- _Written problem_
Exactly reproduce all the records, keeping pictures out of the copy.

- _Available data_
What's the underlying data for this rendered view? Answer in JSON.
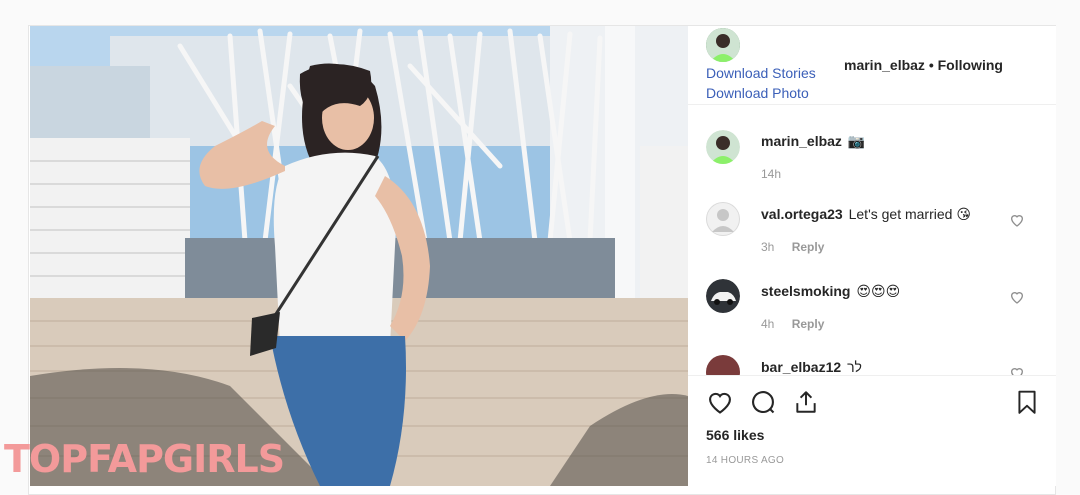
{
  "header": {
    "download_stories": "Download Stories",
    "download_photo": "Download Photo",
    "username": "marin_elbaz",
    "separator": "•",
    "follow_status": "Following"
  },
  "comments": [
    {
      "user": "marin_elbaz",
      "text": "📷",
      "time": "14h",
      "reply": "",
      "avatar_color": "#6f9c78"
    },
    {
      "user": "val.ortega23",
      "text": "Let's get married 😘",
      "time": "3h",
      "reply": "Reply",
      "avatar_color": "#d9d9d9"
    },
    {
      "user": "steelsmoking",
      "text": "😍😍😍",
      "time": "4h",
      "reply": "Reply",
      "avatar_color": "#cfcfcf"
    },
    {
      "user": "bar_elbaz12",
      "text": "לר",
      "time": "",
      "reply": "",
      "avatar_color": "#7a3b3b"
    }
  ],
  "actions": {
    "like_icon": "heart-icon",
    "comment_icon": "comment-icon",
    "share_icon": "share-icon",
    "save_icon": "bookmark-icon"
  },
  "likes": "566 likes",
  "posted": "14 HOURS AGO",
  "watermark": "TOPFAPGIRLS",
  "colors": {
    "link": "#3b5fb8",
    "meta": "#999999",
    "border": "#efefef",
    "watermark": "#f39a9a"
  }
}
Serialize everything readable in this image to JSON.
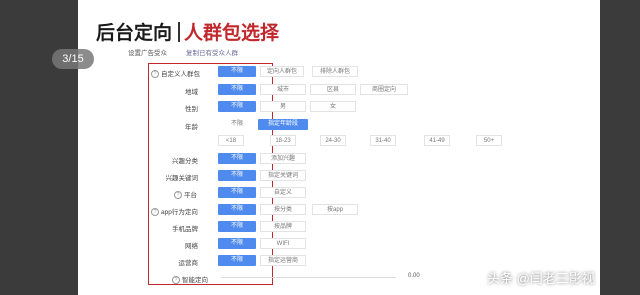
{
  "slide": {
    "title_main": "后台定向",
    "title_sub": "人群包选择",
    "pager": "3/15",
    "settings_label": "设置广告受众",
    "copy_link": "复制已有受众人群"
  },
  "rows": {
    "custom_audience": {
      "label": "自定义人群包",
      "options": [
        "不限",
        "定向人群包",
        "排除人群包"
      ]
    },
    "region": {
      "label": "地域",
      "options": [
        "不限",
        "城市",
        "区县",
        "商圈定向"
      ]
    },
    "gender": {
      "label": "性别",
      "options": [
        "不限",
        "男",
        "女"
      ]
    },
    "age": {
      "label": "年龄",
      "options": [
        "不限",
        "指定年龄段"
      ],
      "ranges": [
        "<18",
        "18-23",
        "24-30",
        "31-40",
        "41-49",
        "50+"
      ]
    },
    "interest": {
      "label": "兴趣分类",
      "options": [
        "不限",
        "添加兴趣"
      ]
    },
    "interest_keyword": {
      "label": "兴趣关键词",
      "options": [
        "不限",
        "指定关键词"
      ]
    },
    "platform": {
      "label": "平台",
      "options": [
        "不限",
        "自定义"
      ]
    },
    "app_behavior": {
      "label": "app行为定向",
      "options": [
        "不限",
        "按分类",
        "按app"
      ]
    },
    "phone_brand": {
      "label": "手机品牌",
      "options": [
        "不限",
        "按品牌"
      ]
    },
    "network": {
      "label": "网络",
      "options": [
        "不限",
        "WIFI"
      ]
    },
    "carrier": {
      "label": "运营商",
      "options": [
        "不限",
        "指定运营商"
      ]
    },
    "smart": {
      "label": "智能定向",
      "value": "0.00"
    }
  },
  "watermark": "头条 @闫老三影视",
  "colors": {
    "accent_blue": "#4f8bef",
    "highlight_red": "#c0282d"
  }
}
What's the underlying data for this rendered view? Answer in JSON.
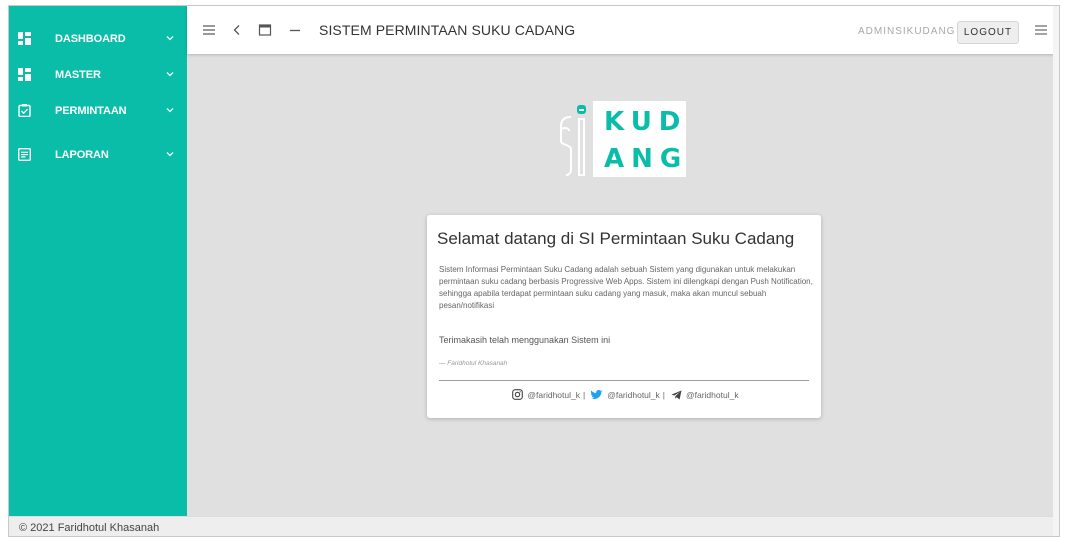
{
  "sidebar": {
    "items": [
      {
        "label": "DASHBOARD",
        "icon": "dashboard-icon"
      },
      {
        "label": "MASTER",
        "icon": "dashboard-icon"
      },
      {
        "label": "PERMINTAAN",
        "icon": "clipboard-check-icon"
      },
      {
        "label": "LAPORAN",
        "icon": "article-icon"
      }
    ]
  },
  "topbar": {
    "title": "SISTEM PERMINTAAN SUKU CADANG",
    "user": "ADMINSIKUDANG",
    "logout_label": "LOGOUT"
  },
  "logo": {
    "line1": "KUD",
    "line2": "ANG"
  },
  "welcome": {
    "heading": "Selamat datang di SI Permintaan Suku Cadang",
    "description": "Sistem Informasi Permintaan Suku Cadang adalah sebuah Sistem yang digunakan untuk melakukan permintaan suku cadang berbasis Progressive Web Apps. Sistem ini dilengkapi dengan Push Notification, sehingga apabila terdapat permintaan suku cadang yang masuk, maka akan muncul sebuah pesan/notifikasi",
    "thanks": "Terimakasih telah menggunakan Sistem ini",
    "author": "— Faridhotul Khasanah",
    "social": {
      "instagram": "@faridhotul_k",
      "twitter": "@faridhotul_k",
      "telegram": "@faridhotul_k",
      "separator": "|"
    }
  },
  "footer": {
    "text": "© 2021 Faridhotul Khasanah"
  },
  "colors": {
    "accent": "#0abda8",
    "background": "#e0e0e0"
  }
}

- _Task response_
What's the underlying data for this rendered view? Answer in JSON.
{
  "header": {
    "download_stories": "Download Stories",
    "download_photo": "Download Photo",
    "username": "marin_elbaz",
    "separator": "•",
    "follow_status": "Following"
  },
  "comments": [
    {
      "user": "marin_elbaz",
      "text": "📷",
      "time": "14h",
      "reply": "",
      "avatar_color": "#6f9c78"
    },
    {
      "user": "val.ortega23",
      "text": "Let's get married 😘",
      "time": "3h",
      "reply": "Reply",
      "avatar_color": "#d9d9d9"
    },
    {
      "user": "steelsmoking",
      "text": "😍😍😍",
      "time": "4h",
      "reply": "Reply",
      "avatar_color": "#cfcfcf"
    },
    {
      "user": "bar_elbaz12",
      "text": "לר",
      "time": "",
      "reply": "",
      "avatar_color": "#7a3b3b"
    }
  ],
  "actions": {
    "like_icon": "heart-icon",
    "comment_icon": "comment-icon",
    "share_icon": "share-icon",
    "save_icon": "bookmark-icon"
  },
  "likes": "566 likes",
  "posted": "14 HOURS AGO",
  "watermark": "TOPFAPGIRLS",
  "colors": {
    "link": "#3b5fb8",
    "meta": "#999999",
    "border": "#efefef",
    "watermark": "#f39a9a"
  }
}
Serialize everything readable in this image to JSON.
{
  "slide": {
    "title_main": "后台定向",
    "title_sub": "人群包选择",
    "pager": "3/15",
    "settings_label": "设置广告受众",
    "copy_link": "复制已有受众人群"
  },
  "rows": {
    "custom_audience": {
      "label": "自定义人群包",
      "options": [
        "不限",
        "定向人群包",
        "排除人群包"
      ]
    },
    "region": {
      "label": "地域",
      "options": [
        "不限",
        "城市",
        "区县",
        "商圈定向"
      ]
    },
    "gender": {
      "label": "性别",
      "options": [
        "不限",
        "男",
        "女"
      ]
    },
    "age": {
      "label": "年龄",
      "options": [
        "不限",
        "指定年龄段"
      ],
      "ranges": [
        "<18",
        "18-23",
        "24-30",
        "31-40",
        "41-49",
        "50+"
      ]
    },
    "interest": {
      "label": "兴趣分类",
      "options": [
        "不限",
        "添加兴趣"
      ]
    },
    "interest_keyword": {
      "label": "兴趣关键词",
      "options": [
        "不限",
        "指定关键词"
      ]
    },
    "platform": {
      "label": "平台",
      "options": [
        "不限",
        "自定义"
      ]
    },
    "app_behavior": {
      "label": "app行为定向",
      "options": [
        "不限",
        "按分类",
        "按app"
      ]
    },
    "phone_brand": {
      "label": "手机品牌",
      "options": [
        "不限",
        "按品牌"
      ]
    },
    "network": {
      "label": "网络",
      "options": [
        "不限",
        "WIFI"
      ]
    },
    "carrier": {
      "label": "运营商",
      "options": [
        "不限",
        "指定运营商"
      ]
    },
    "smart": {
      "label": "智能定向",
      "value": "0.00"
    }
  },
  "watermark": "头条 @闫老三影视",
  "colors": {
    "accent_blue": "#4f8bef",
    "highlight_red": "#c0282d"
  }
}
What's the underlying data for this rendered view? Answer in JSON.
{
  "sidebar": {
    "items": [
      {
        "label": "DASHBOARD",
        "icon": "dashboard-icon"
      },
      {
        "label": "MASTER",
        "icon": "dashboard-icon"
      },
      {
        "label": "PERMINTAAN",
        "icon": "clipboard-check-icon"
      },
      {
        "label": "LAPORAN",
        "icon": "article-icon"
      }
    ]
  },
  "topbar": {
    "title": "SISTEM PERMINTAAN SUKU CADANG",
    "user": "ADMINSIKUDANG",
    "logout_label": "LOGOUT"
  },
  "logo": {
    "line1": "KUD",
    "line2": "ANG"
  },
  "welcome": {
    "heading": "Selamat datang di SI Permintaan Suku Cadang",
    "description": "Sistem Informasi Permintaan Suku Cadang adalah sebuah Sistem yang digunakan untuk melakukan permintaan suku cadang berbasis Progressive Web Apps. Sistem ini dilengkapi dengan Push Notification, sehingga apabila terdapat permintaan suku cadang yang masuk, maka akan muncul sebuah pesan/notifikasi",
    "thanks": "Terimakasih telah menggunakan Sistem ini",
    "author": "— Faridhotul Khasanah",
    "social": {
      "instagram": "@faridhotul_k",
      "twitter": "@faridhotul_k",
      "telegram": "@faridhotul_k",
      "separator": "|"
    }
  },
  "footer": {
    "text": "© 2021 Faridhotul Khasanah"
  },
  "colors": {
    "accent": "#0abda8",
    "background": "#e0e0e0"
  }
}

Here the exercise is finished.